#### Records to process ####
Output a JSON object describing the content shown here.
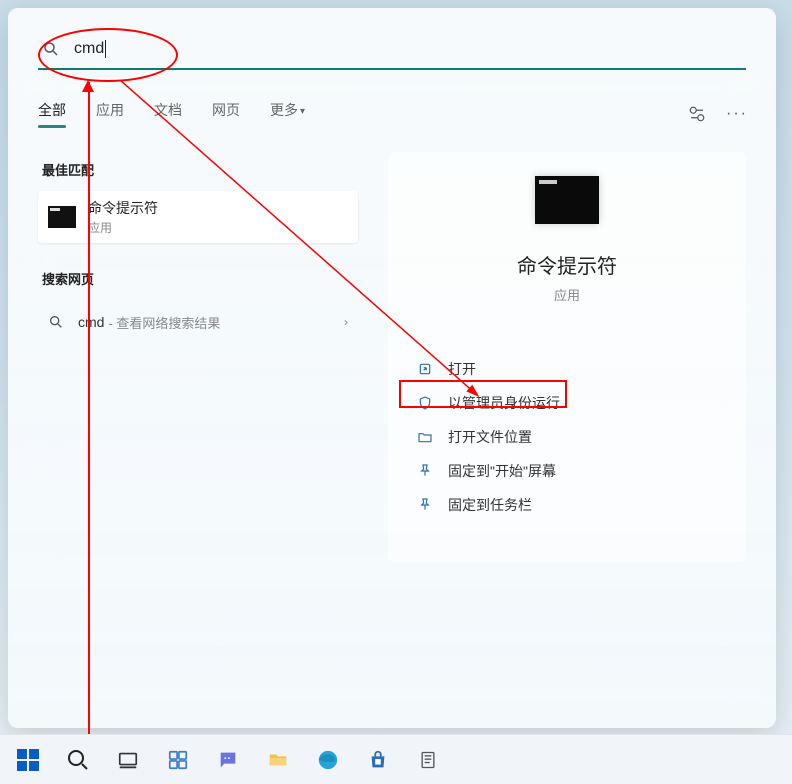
{
  "search": {
    "query": "cmd"
  },
  "tabs": {
    "all": "全部",
    "apps": "应用",
    "docs": "文档",
    "web": "网页",
    "more": "更多"
  },
  "left": {
    "best_match_title": "最佳匹配",
    "best": {
      "name": "命令提示符",
      "type": "应用"
    },
    "search_web_title": "搜索网页",
    "web": {
      "query": "cmd",
      "hint": "- 查看网络搜索结果"
    }
  },
  "right": {
    "app_name": "命令提示符",
    "app_type": "应用",
    "actions": {
      "open": "打开",
      "run_as_admin": "以管理员身份运行",
      "open_location": "打开文件位置",
      "pin_start": "固定到\"开始\"屏幕",
      "pin_taskbar": "固定到任务栏"
    }
  }
}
####
Requirements
Leave out the pictures, and give all the records again exactly.

Output for this exercise
Output a JSON object describing the content shown here.
{
  "search": {
    "query": "cmd"
  },
  "tabs": {
    "all": "全部",
    "apps": "应用",
    "docs": "文档",
    "web": "网页",
    "more": "更多"
  },
  "left": {
    "best_match_title": "最佳匹配",
    "best": {
      "name": "命令提示符",
      "type": "应用"
    },
    "search_web_title": "搜索网页",
    "web": {
      "query": "cmd",
      "hint": "- 查看网络搜索结果"
    }
  },
  "right": {
    "app_name": "命令提示符",
    "app_type": "应用",
    "actions": {
      "open": "打开",
      "run_as_admin": "以管理员身份运行",
      "open_location": "打开文件位置",
      "pin_start": "固定到\"开始\"屏幕",
      "pin_taskbar": "固定到任务栏"
    }
  }
}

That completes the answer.